start Materials provided
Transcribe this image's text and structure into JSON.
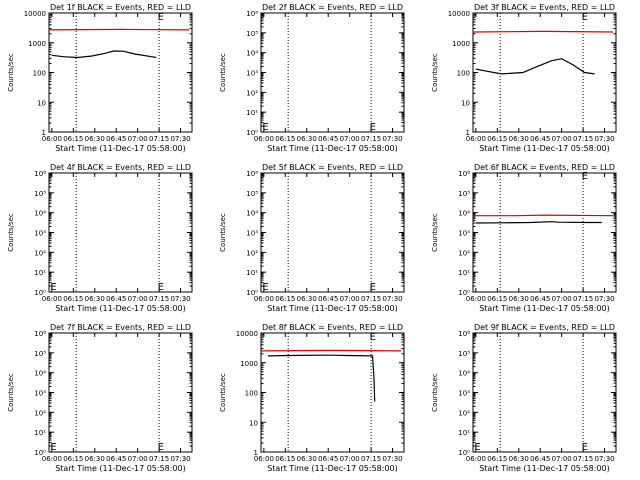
{
  "colors": {
    "events": "#000000",
    "lld": "#e00000",
    "axis": "#000000",
    "marker_line": "#000000"
  },
  "x_tick_labels": [
    "06:00",
    "06:15",
    "06:30",
    "06:45",
    "07:00",
    "07:15",
    "07:30"
  ],
  "y_axis_label": "Counts/sec",
  "chart_data": [
    {
      "type": "line",
      "title": "Det 1f BLACK = Events, RED = LLD",
      "xlabel": "Start Time (11-Dec-17 05:58:00)",
      "ylabel": "Counts/sec",
      "x_range_minutes": [
        0,
        100
      ],
      "y_log": true,
      "y_range": [
        1,
        10000
      ],
      "y_tick_labels": [
        "1",
        "10",
        "100",
        "1000",
        "10000"
      ],
      "markers_minutes": [
        19,
        77
      ],
      "series": [
        {
          "name": "Events",
          "color": "#000000",
          "points": [
            [
              2,
              380
            ],
            [
              10,
              340
            ],
            [
              20,
              320
            ],
            [
              30,
              360
            ],
            [
              40,
              450
            ],
            [
              45,
              530
            ],
            [
              52,
              520
            ],
            [
              60,
              420
            ],
            [
              70,
              350
            ],
            [
              75,
              320
            ]
          ]
        },
        {
          "name": "LLD",
          "color": "#e00000",
          "points": [
            [
              0,
              2700
            ],
            [
              50,
              2800
            ],
            [
              98,
              2700
            ]
          ]
        }
      ],
      "letters": [
        {
          "text": "E",
          "minute": 76,
          "value": 8000
        }
      ]
    },
    {
      "type": "line",
      "title": "Det 2f BLACK = Events, RED = LLD",
      "xlabel": "Start Time (11-Dec-17 05:58:00)",
      "ylabel": "Counts/sec",
      "x_range_minutes": [
        0,
        100
      ],
      "y_log": true,
      "y_range": [
        1,
        1000000
      ],
      "y_tick_labels": [
        "10⁰",
        "10¹",
        "10²",
        "10³",
        "10⁴",
        "10⁵",
        "10⁶"
      ],
      "markers_minutes": [
        19,
        77
      ],
      "series": [],
      "letters": [
        {
          "text": "E",
          "minute": 1,
          "value": 2
        },
        {
          "text": "E",
          "minute": 76,
          "value": 2
        }
      ]
    },
    {
      "type": "line",
      "title": "Det 3f BLACK = Events, RED = LLD",
      "xlabel": "Start Time (11-Dec-17 05:58:00)",
      "ylabel": "Counts/sec",
      "x_range_minutes": [
        0,
        100
      ],
      "y_log": true,
      "y_range": [
        1,
        10000
      ],
      "y_tick_labels": [
        "1",
        "10",
        "100",
        "1000",
        "10000"
      ],
      "markers_minutes": [
        19,
        77
      ],
      "series": [
        {
          "name": "Events",
          "color": "#000000",
          "points": [
            [
              2,
              130
            ],
            [
              10,
              110
            ],
            [
              20,
              90
            ],
            [
              35,
              100
            ],
            [
              45,
              160
            ],
            [
              55,
              250
            ],
            [
              62,
              290
            ],
            [
              70,
              180
            ],
            [
              78,
              100
            ],
            [
              85,
              90
            ]
          ]
        },
        {
          "name": "LLD",
          "color": "#e00000",
          "points": [
            [
              0,
              2300
            ],
            [
              50,
              2400
            ],
            [
              98,
              2300
            ]
          ]
        }
      ],
      "letters": [
        {
          "text": "E",
          "minute": 76,
          "value": 8000
        }
      ]
    },
    {
      "type": "line",
      "title": "Det 4f BLACK = Events, RED = LLD",
      "xlabel": "Start Time (11-Dec-17 05:58:00)",
      "ylabel": "Counts/sec",
      "x_range_minutes": [
        0,
        100
      ],
      "y_log": true,
      "y_range": [
        1,
        1000000
      ],
      "y_tick_labels": [
        "10⁰",
        "10¹",
        "10²",
        "10³",
        "10⁴",
        "10⁵",
        "10⁶"
      ],
      "markers_minutes": [
        19,
        77
      ],
      "series": [],
      "letters": [
        {
          "text": "E",
          "minute": 1,
          "value": 2
        },
        {
          "text": "E",
          "minute": 76,
          "value": 2
        }
      ]
    },
    {
      "type": "line",
      "title": "Det 5f BLACK = Events, RED = LLD",
      "xlabel": "Start Time (11-Dec-17 05:58:00)",
      "ylabel": "Counts/sec",
      "x_range_minutes": [
        0,
        100
      ],
      "y_log": true,
      "y_range": [
        1,
        1000000
      ],
      "y_tick_labels": [
        "10⁰",
        "10¹",
        "10²",
        "10³",
        "10⁴",
        "10⁵",
        "10⁶"
      ],
      "markers_minutes": [
        19,
        77
      ],
      "series": [],
      "letters": [
        {
          "text": "E",
          "minute": 1,
          "value": 2
        },
        {
          "text": "E",
          "minute": 76,
          "value": 2
        }
      ]
    },
    {
      "type": "line",
      "title": "Det 6f BLACK = Events, RED = LLD",
      "xlabel": "Start Time (11-Dec-17 05:58:00)",
      "ylabel": "Counts/sec",
      "x_range_minutes": [
        0,
        100
      ],
      "y_log": true,
      "y_range": [
        1,
        1000000
      ],
      "y_tick_labels": [
        "10⁰",
        "10¹",
        "10²",
        "10³",
        "10⁴",
        "10⁵",
        "10⁶"
      ],
      "markers_minutes": [
        19,
        77
      ],
      "series": [
        {
          "name": "Events",
          "color": "#000000",
          "points": [
            [
              2,
              3000
            ],
            [
              20,
              3100
            ],
            [
              40,
              3200
            ],
            [
              55,
              3500
            ],
            [
              60,
              3300
            ],
            [
              80,
              3200
            ],
            [
              90,
              3200
            ]
          ]
        },
        {
          "name": "LLD",
          "color": "#e00000",
          "points": [
            [
              0,
              7000
            ],
            [
              30,
              7000
            ],
            [
              50,
              7500
            ],
            [
              98,
              7000
            ]
          ]
        }
      ],
      "letters": [
        {
          "text": "E",
          "minute": 76,
          "value": 800000
        }
      ]
    },
    {
      "type": "line",
      "title": "Det 7f BLACK = Events, RED = LLD",
      "xlabel": "Start Time (11-Dec-17 05:58:00)",
      "ylabel": "Counts/sec",
      "x_range_minutes": [
        0,
        100
      ],
      "y_log": true,
      "y_range": [
        1,
        1000000
      ],
      "y_tick_labels": [
        "10⁰",
        "10¹",
        "10²",
        "10³",
        "10⁴",
        "10⁵",
        "10⁶"
      ],
      "markers_minutes": [
        19,
        77
      ],
      "series": [],
      "letters": [
        {
          "text": "E",
          "minute": 1,
          "value": 2
        },
        {
          "text": "E",
          "minute": 76,
          "value": 2
        }
      ]
    },
    {
      "type": "line",
      "title": "Det 8f BLACK = Events, RED = LLD",
      "xlabel": "Start Time (11-Dec-17 05:58:00)",
      "ylabel": "Counts/sec",
      "x_range_minutes": [
        0,
        100
      ],
      "y_log": true,
      "y_range": [
        1,
        10000
      ],
      "y_tick_labels": [
        "1",
        "10",
        "100",
        "1000",
        "10000"
      ],
      "markers_minutes": [
        19,
        77
      ],
      "series": [
        {
          "name": "Events",
          "color": "#000000",
          "points": [
            [
              5,
              1700
            ],
            [
              20,
              1750
            ],
            [
              40,
              1800
            ],
            [
              50,
              1800
            ],
            [
              60,
              1750
            ],
            [
              77,
              1700
            ],
            [
              78,
              1700
            ],
            [
              79,
              300
            ],
            [
              79.5,
              50
            ]
          ]
        },
        {
          "name": "LLD",
          "color": "#e00000",
          "points": [
            [
              0,
              2500
            ],
            [
              50,
              2600
            ],
            [
              98,
              2500
            ]
          ]
        }
      ],
      "letters": [
        {
          "text": "E",
          "minute": 76,
          "value": 8000
        }
      ]
    },
    {
      "type": "line",
      "title": "Det 9f BLACK = Events, RED = LLD",
      "xlabel": "Start Time (11-Dec-17 05:58:00)",
      "ylabel": "Counts/sec",
      "x_range_minutes": [
        0,
        100
      ],
      "y_log": true,
      "y_range": [
        1,
        1000000
      ],
      "y_tick_labels": [
        "10⁰",
        "10¹",
        "10²",
        "10³",
        "10⁴",
        "10⁵",
        "10⁶"
      ],
      "markers_minutes": [
        19,
        77
      ],
      "series": [],
      "letters": [
        {
          "text": "E",
          "minute": 1,
          "value": 2
        },
        {
          "text": "E",
          "minute": 76,
          "value": 2
        }
      ]
    }
  ]
}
end Materials provided
Task prompt => Only a number is wanted: how many lines contain the word "BLACK"?

Answer => 9